Saved entries:
###

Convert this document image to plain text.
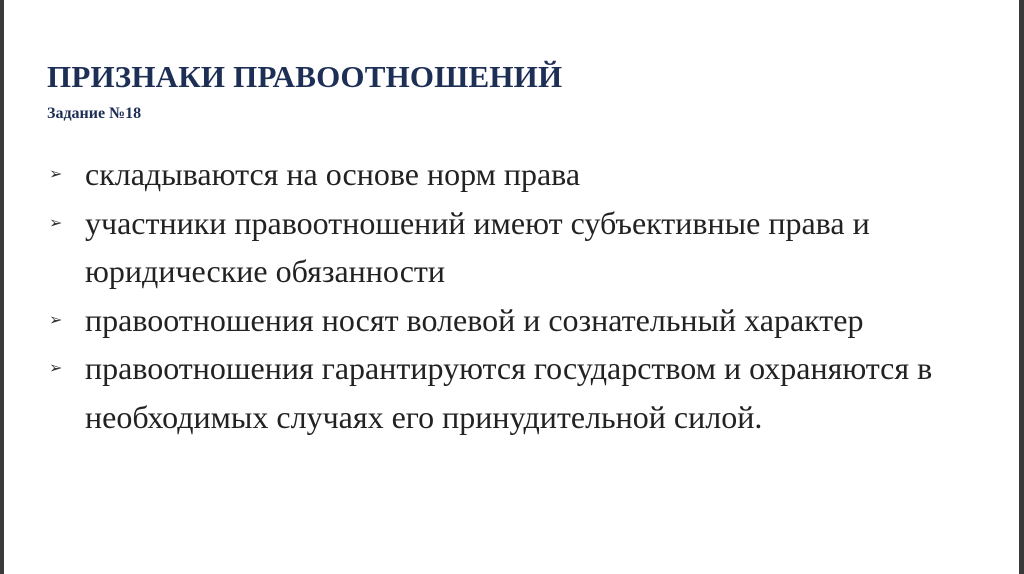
ПРИЗНАКИ ПРАВООТНОШЕНИЙ
Задание №18
➢ складываются на основе норм права
➢ участники правоотношений имеют субъективные права и юридические обязанности
➢ правоотношения носят волевой и сознательный характер
➢ правоотношения гарантируются государством и охраняются в необходимых случаях его принудительной силой.
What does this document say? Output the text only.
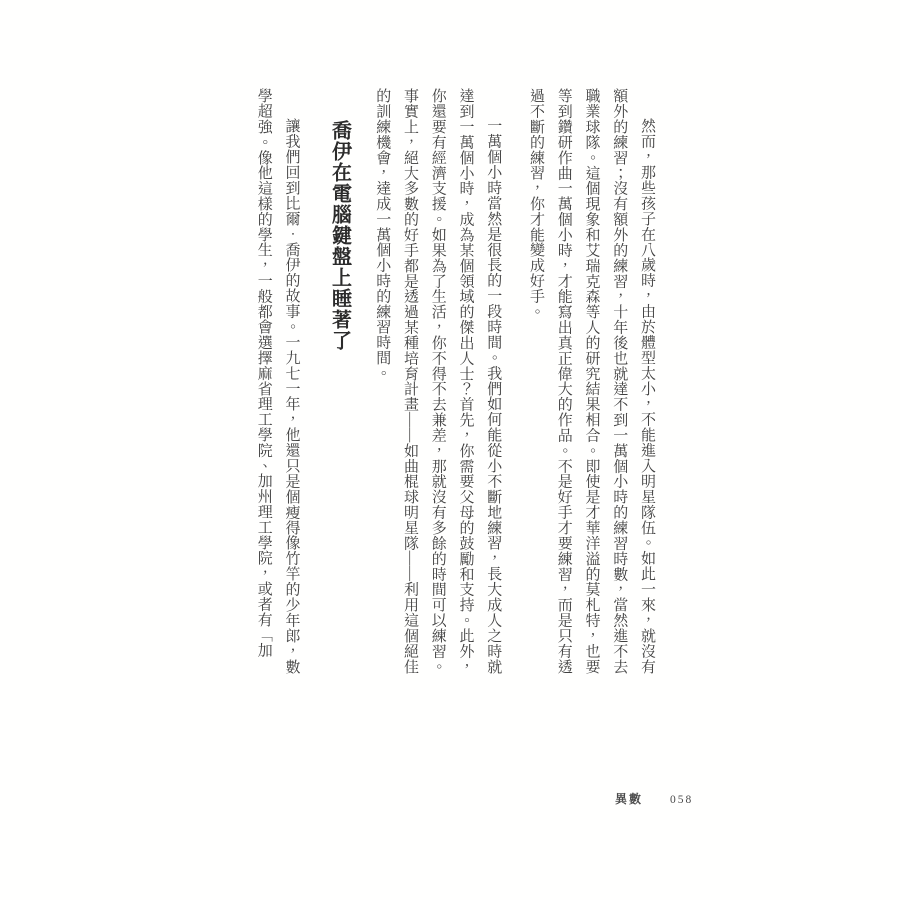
然而，那些孩子在八歲時，由於體型太小，不能進入明星隊伍。如此一來，就沒有額外的練習；沒有額外的練習，十年後也就達不到一萬個小時的練習時數，當然進不去職業球隊。這個現象和艾瑞克森等人的研究結果相合。即使是才華洋溢的莫札特，也要等到鑽研作曲一萬個小時，才能寫出真正偉大的作品。不是好手才要練習，而是只有透過不斷的練習，你才能變成好手。

一萬個小時當然是很長的一段時間。我們如何能從小不斷地練習，長大成人之時就達到一萬個小時，成為某個領域的傑出人士？首先，你需要父母的鼓勵和支持。此外，你還要有經濟支援。如果為了生活，你不得不去兼差，那就沒有多餘的時間可以練習。事實上，絕大多數的好手都是透過某種培育計畫——如曲棍球明星隊——利用這個絕佳的訓練機會，達成一萬個小時的練習時間。

喬伊在電腦鍵盤上睡著了

讓我們回到比爾．喬伊的故事。一九七一年，他還只是個瘦得像竹竿的少年郎，數學超強。像他這樣的學生，一般都會選擇麻省理工學院、加州理工學院，或者有「加

異數 058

###

▸ **Written problem**: Lines containing the word "text" must all be returned from the material above.

▸ **Output of the task**:
Convert this document image to plain text.
What does this document say? Output the text only.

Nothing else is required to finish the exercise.